### [Exercise brief]
What follows are records. Restate all of them word for word.

### [Dataset records]
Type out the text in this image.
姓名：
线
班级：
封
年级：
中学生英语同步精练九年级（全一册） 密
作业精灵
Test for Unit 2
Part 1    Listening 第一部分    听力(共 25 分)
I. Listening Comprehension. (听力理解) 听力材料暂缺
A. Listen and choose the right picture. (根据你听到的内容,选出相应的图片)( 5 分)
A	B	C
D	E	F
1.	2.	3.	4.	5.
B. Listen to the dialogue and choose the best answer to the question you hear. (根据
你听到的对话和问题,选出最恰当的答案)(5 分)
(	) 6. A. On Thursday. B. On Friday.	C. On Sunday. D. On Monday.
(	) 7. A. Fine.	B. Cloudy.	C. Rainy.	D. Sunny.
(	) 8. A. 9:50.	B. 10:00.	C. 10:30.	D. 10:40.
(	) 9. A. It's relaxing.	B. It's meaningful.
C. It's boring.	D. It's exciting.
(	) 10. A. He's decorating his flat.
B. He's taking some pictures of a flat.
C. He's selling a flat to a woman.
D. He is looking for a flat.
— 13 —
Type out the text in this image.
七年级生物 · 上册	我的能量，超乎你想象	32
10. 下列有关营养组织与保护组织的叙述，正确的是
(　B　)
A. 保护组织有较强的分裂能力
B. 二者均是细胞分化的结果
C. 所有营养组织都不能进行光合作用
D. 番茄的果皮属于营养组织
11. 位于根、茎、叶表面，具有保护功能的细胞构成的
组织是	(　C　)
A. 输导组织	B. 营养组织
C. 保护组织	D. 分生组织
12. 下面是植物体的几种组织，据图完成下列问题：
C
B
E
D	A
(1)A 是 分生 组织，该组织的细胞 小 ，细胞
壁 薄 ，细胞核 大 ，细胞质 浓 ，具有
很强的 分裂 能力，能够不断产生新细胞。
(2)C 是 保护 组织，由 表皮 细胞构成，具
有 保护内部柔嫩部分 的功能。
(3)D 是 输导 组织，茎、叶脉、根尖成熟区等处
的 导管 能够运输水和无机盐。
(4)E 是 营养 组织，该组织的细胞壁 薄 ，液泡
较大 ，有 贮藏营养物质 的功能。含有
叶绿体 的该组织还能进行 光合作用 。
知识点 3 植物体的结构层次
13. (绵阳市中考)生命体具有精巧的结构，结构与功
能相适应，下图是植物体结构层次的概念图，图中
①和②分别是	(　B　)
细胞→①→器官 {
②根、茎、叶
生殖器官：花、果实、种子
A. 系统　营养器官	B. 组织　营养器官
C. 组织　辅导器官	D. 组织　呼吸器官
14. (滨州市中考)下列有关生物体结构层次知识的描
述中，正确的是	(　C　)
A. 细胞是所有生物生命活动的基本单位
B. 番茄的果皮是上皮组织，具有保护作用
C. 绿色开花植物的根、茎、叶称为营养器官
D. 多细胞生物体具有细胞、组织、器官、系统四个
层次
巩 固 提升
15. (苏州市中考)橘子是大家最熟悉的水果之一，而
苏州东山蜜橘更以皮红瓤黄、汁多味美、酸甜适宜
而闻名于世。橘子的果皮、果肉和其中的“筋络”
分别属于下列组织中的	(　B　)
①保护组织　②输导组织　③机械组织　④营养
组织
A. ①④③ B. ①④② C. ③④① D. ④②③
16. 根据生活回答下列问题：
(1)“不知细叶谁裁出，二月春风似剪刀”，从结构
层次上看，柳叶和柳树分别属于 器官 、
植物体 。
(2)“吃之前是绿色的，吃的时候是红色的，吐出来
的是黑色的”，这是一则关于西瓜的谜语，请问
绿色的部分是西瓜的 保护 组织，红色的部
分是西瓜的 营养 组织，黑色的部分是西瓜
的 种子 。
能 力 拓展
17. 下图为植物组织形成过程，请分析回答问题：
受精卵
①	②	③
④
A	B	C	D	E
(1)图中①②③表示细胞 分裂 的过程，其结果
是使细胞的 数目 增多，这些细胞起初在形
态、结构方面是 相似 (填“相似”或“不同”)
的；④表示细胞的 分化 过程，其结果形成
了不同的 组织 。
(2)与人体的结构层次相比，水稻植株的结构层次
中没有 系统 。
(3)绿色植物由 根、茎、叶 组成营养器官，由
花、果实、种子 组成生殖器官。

### [Completed task]
Type out the text in this image.
姓名：
线
班级：
封
年级：
中学生英语同步精练九年级（全一册） 密
作业精灵
Test for Unit 2
Part 1    Listening 第一部分    听力(共 25 分)
I. Listening Comprehension. (听力理解) 听力材料暂缺
A. Listen and choose the right picture. (根据你听到的内容,选出相应的图片)( 5 分)
A	B	C
D	E	F
1.	2.	3.	4.	5.
B. Listen to the dialogue and choose the best answer to the question you hear. (根据
你听到的对话和问题,选出最恰当的答案)(5 分)
(	) 6. A. On Thursday. B. On Friday.	C. On Sunday. D. On Monday.
(	) 7. A. Fine.	B. Cloudy.	C. Rainy.	D. Sunny.
(	) 8. A. 9:50.	B. 10:00.	C. 10:30.	D. 10:40.
(	) 9. A. It's relaxing.	B. It's meaningful.
C. It's boring.	D. It's exciting.
(	) 10. A. He's decorating his flat.
B. He's taking some pictures of a flat.
C. He's selling a flat to a woman.
D. He is looking for a flat.
— 13 —
Type out the text in this image.
七年级生物 · 上册	我的能量，超乎你想象	32
10. 下列有关营养组织与保护组织的叙述，正确的是
(　B　)
A. 保护组织有较强的分裂能力
B. 二者均是细胞分化的结果
C. 所有营养组织都不能进行光合作用
D. 番茄的果皮属于营养组织
11. 位于根、茎、叶表面，具有保护功能的细胞构成的
组织是	(　C　)
A. 输导组织	B. 营养组织
C. 保护组织	D. 分生组织
12. 下面是植物体的几种组织，据图完成下列问题：
C
B
E
D	A
(1)A 是 分生 组织，该组织的细胞 小 ，细胞
壁 薄 ，细胞核 大 ，细胞质 浓 ，具有
很强的 分裂 能力，能够不断产生新细胞。
(2)C 是 保护 组织，由 表皮 细胞构成，具
有 保护内部柔嫩部分 的功能。
(3)D 是 输导 组织，茎、叶脉、根尖成熟区等处
的 导管 能够运输水和无机盐。
(4)E 是 营养 组织，该组织的细胞壁 薄 ，液泡
较大 ，有 贮藏营养物质 的功能。含有
叶绿体 的该组织还能进行 光合作用 。
知识点 3 植物体的结构层次
13. (绵阳市中考)生命体具有精巧的结构，结构与功
能相适应，下图是植物体结构层次的概念图，图中
①和②分别是	(　B　)
细胞→①→器官 {
②根、茎、叶
生殖器官：花、果实、种子
A. 系统　营养器官	B. 组织　营养器官
C. 组织　辅导器官	D. 组织　呼吸器官
14. (滨州市中考)下列有关生物体结构层次知识的描
述中，正确的是	(　C　)
A. 细胞是所有生物生命活动的基本单位
B. 番茄的果皮是上皮组织，具有保护作用
C. 绿色开花植物的根、茎、叶称为营养器官
D. 多细胞生物体具有细胞、组织、器官、系统四个
层次
巩 固 提升
15. (苏州市中考)橘子是大家最熟悉的水果之一，而
苏州东山蜜橘更以皮红瓤黄、汁多味美、酸甜适宜
而闻名于世。橘子的果皮、果肉和其中的“筋络”
分别属于下列组织中的	(　B　)
①保护组织　②输导组织　③机械组织　④营养
组织
A. ①④③ B. ①④② C. ③④① D. ④②③
16. 根据生活回答下列问题：
(1)“不知细叶谁裁出，二月春风似剪刀”，从结构
层次上看，柳叶和柳树分别属于 器官 、
植物体 。
(2)“吃之前是绿色的，吃的时候是红色的，吐出来
的是黑色的”，这是一则关于西瓜的谜语，请问
绿色的部分是西瓜的 保护 组织，红色的部
分是西瓜的 营养 组织，黑色的部分是西瓜
的 种子 。
能 力 拓展
17. 下图为植物组织形成过程，请分析回答问题：
受精卵
①	②	③
④
A	B	C	D	E
(1)图中①②③表示细胞 分裂 的过程，其结果
是使细胞的 数目 增多，这些细胞起初在形
态、结构方面是 相似 (填“相似”或“不同”)
的；④表示细胞的 分化 过程，其结果形成
了不同的 组织 。
(2)与人体的结构层次相比，水稻植株的结构层次
中没有 系统 。
(3)绿色植物由 根、茎、叶 组成营养器官，由
花、果实、种子 组成生殖器官。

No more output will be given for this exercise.